» **Goal of the exercise**
Leave out the pictures and reproduce all of the data exactly.

>> START

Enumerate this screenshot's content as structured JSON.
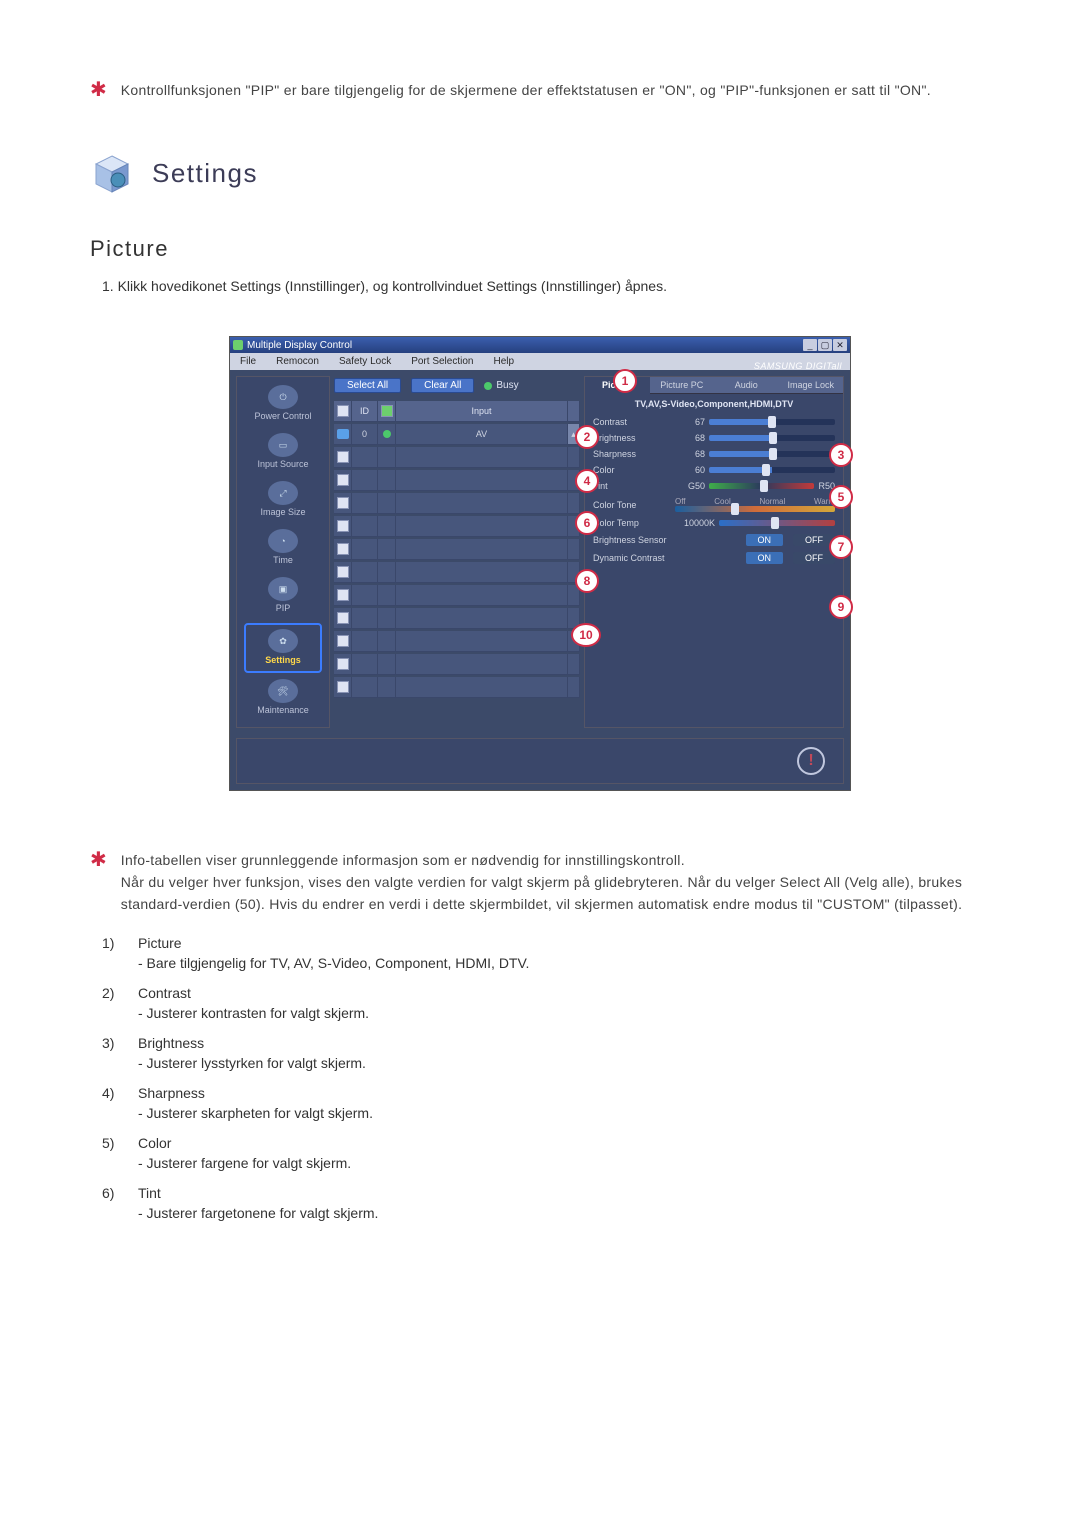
{
  "top_note": "Kontrollfunksjonen \"PIP\" er bare tilgjengelig for de skjermene der effektstatusen er \"ON\", og \"PIP\"-funksjonen er satt til \"ON\".",
  "section_title": "Settings",
  "subsection_title": "Picture",
  "instruction_num": "1.",
  "instruction_text": "Klikk hovedikonet Settings (Innstillinger), og kontrollvinduet Settings (Innstillinger) åpnes.",
  "app": {
    "title": "Multiple Display Control",
    "brand": "SAMSUNG DIGITall",
    "menu": [
      "File",
      "Remocon",
      "Safety Lock",
      "Port Selection",
      "Help"
    ],
    "sidebar": [
      {
        "label": "Power Control"
      },
      {
        "label": "Input Source"
      },
      {
        "label": "Image Size"
      },
      {
        "label": "Time"
      },
      {
        "label": "PIP"
      },
      {
        "label": "Settings",
        "selected": true
      },
      {
        "label": "Maintenance"
      }
    ],
    "toolbar": {
      "select_all": "Select All",
      "clear_all": "Clear All",
      "busy": "Busy"
    },
    "grid": {
      "headers": {
        "id": "ID",
        "input": "Input"
      },
      "first_row": {
        "id": "0",
        "input": "AV"
      }
    },
    "panel": {
      "tabs": [
        "Picture",
        "Picture PC",
        "Audio",
        "Image Lock"
      ],
      "mode": "TV,AV,S-Video,Component,HDMI,DTV",
      "contrast": {
        "label": "Contrast",
        "value": "67"
      },
      "brightness": {
        "label": "Brightness",
        "value": "68"
      },
      "sharpness": {
        "label": "Sharpness",
        "value": "68"
      },
      "color": {
        "label": "Color",
        "value": "60"
      },
      "tint": {
        "label": "Tint",
        "g": "G50",
        "r": "R50"
      },
      "colortone": {
        "label": "Color Tone",
        "opts": [
          "Off",
          "Cool",
          "Normal",
          "Warm"
        ]
      },
      "colortemp": {
        "label": "Color Temp",
        "value": "10000K"
      },
      "brightness_sensor": {
        "label": "Brightness Sensor",
        "on": "ON",
        "off": "OFF"
      },
      "dynamic_contrast": {
        "label": "Dynamic Contrast",
        "on": "ON",
        "off": "OFF"
      }
    }
  },
  "mid_note": "Info-tabellen viser grunnleggende informasjon som er nødvendig for innstillingskontroll.\nNår du velger hver funksjon, vises den valgte verdien for valgt skjerm på glidebryteren. Når du velger Select All (Velg alle), brukes standard-verdien (50). Hvis du endrer en verdi i dette skjermbildet, vil skjermen automatisk endre modus til \"CUSTOM\" (tilpasset).",
  "list": [
    {
      "num": "1)",
      "title": "Picture",
      "desc": "- Bare tilgjengelig for TV, AV, S-Video, Component, HDMI, DTV."
    },
    {
      "num": "2)",
      "title": "Contrast",
      "desc": "- Justerer kontrasten for valgt skjerm."
    },
    {
      "num": "3)",
      "title": "Brightness",
      "desc": "- Justerer lysstyrken for valgt skjerm."
    },
    {
      "num": "4)",
      "title": "Sharpness",
      "desc": "- Justerer skarpheten for valgt skjerm."
    },
    {
      "num": "5)",
      "title": "Color",
      "desc": "- Justerer fargene for valgt skjerm."
    },
    {
      "num": "6)",
      "title": "Tint",
      "desc": "- Justerer fargetonene for valgt skjerm."
    }
  ],
  "callouts": [
    "1",
    "2",
    "3",
    "4",
    "5",
    "6",
    "7",
    "8",
    "9",
    "10"
  ]
}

>> END

» **Exercise response**
Enumerate this screenshot's content as structured JSON.
{
  "top_note": "Kontrollfunksjonen \"PIP\" er bare tilgjengelig for de skjermene der effektstatusen er \"ON\", og \"PIP\"-funksjonen er satt til \"ON\".",
  "section_title": "Settings",
  "subsection_title": "Picture",
  "instruction_num": "1.",
  "instruction_text": "Klikk hovedikonet Settings (Innstillinger), og kontrollvinduet Settings (Innstillinger) åpnes.",
  "app": {
    "title": "Multiple Display Control",
    "brand": "SAMSUNG DIGITall",
    "menu": [
      "File",
      "Remocon",
      "Safety Lock",
      "Port Selection",
      "Help"
    ],
    "sidebar": [
      {
        "label": "Power Control"
      },
      {
        "label": "Input Source"
      },
      {
        "label": "Image Size"
      },
      {
        "label": "Time"
      },
      {
        "label": "PIP"
      },
      {
        "label": "Settings",
        "selected": true
      },
      {
        "label": "Maintenance"
      }
    ],
    "toolbar": {
      "select_all": "Select All",
      "clear_all": "Clear All",
      "busy": "Busy"
    },
    "grid": {
      "headers": {
        "id": "ID",
        "input": "Input"
      },
      "first_row": {
        "id": "0",
        "input": "AV"
      }
    },
    "panel": {
      "tabs": [
        "Picture",
        "Picture PC",
        "Audio",
        "Image Lock"
      ],
      "mode": "TV,AV,S-Video,Component,HDMI,DTV",
      "contrast": {
        "label": "Contrast",
        "value": "67"
      },
      "brightness": {
        "label": "Brightness",
        "value": "68"
      },
      "sharpness": {
        "label": "Sharpness",
        "value": "68"
      },
      "color": {
        "label": "Color",
        "value": "60"
      },
      "tint": {
        "label": "Tint",
        "g": "G50",
        "r": "R50"
      },
      "colortone": {
        "label": "Color Tone",
        "opts": [
          "Off",
          "Cool",
          "Normal",
          "Warm"
        ]
      },
      "colortemp": {
        "label": "Color Temp",
        "value": "10000K"
      },
      "brightness_sensor": {
        "label": "Brightness Sensor",
        "on": "ON",
        "off": "OFF"
      },
      "dynamic_contrast": {
        "label": "Dynamic Contrast",
        "on": "ON",
        "off": "OFF"
      }
    }
  },
  "mid_note": "Info-tabellen viser grunnleggende informasjon som er nødvendig for innstillingskontroll.\nNår du velger hver funksjon, vises den valgte verdien for valgt skjerm på glidebryteren. Når du velger Select All (Velg alle), brukes standard-verdien (50). Hvis du endrer en verdi i dette skjermbildet, vil skjermen automatisk endre modus til \"CUSTOM\" (tilpasset).",
  "list": [
    {
      "num": "1)",
      "title": "Picture",
      "desc": "- Bare tilgjengelig for TV, AV, S-Video, Component, HDMI, DTV."
    },
    {
      "num": "2)",
      "title": "Contrast",
      "desc": "- Justerer kontrasten for valgt skjerm."
    },
    {
      "num": "3)",
      "title": "Brightness",
      "desc": "- Justerer lysstyrken for valgt skjerm."
    },
    {
      "num": "4)",
      "title": "Sharpness",
      "desc": "- Justerer skarpheten for valgt skjerm."
    },
    {
      "num": "5)",
      "title": "Color",
      "desc": "- Justerer fargene for valgt skjerm."
    },
    {
      "num": "6)",
      "title": "Tint",
      "desc": "- Justerer fargetonene for valgt skjerm."
    }
  ],
  "callouts": [
    "1",
    "2",
    "3",
    "4",
    "5",
    "6",
    "7",
    "8",
    "9",
    "10"
  ]
}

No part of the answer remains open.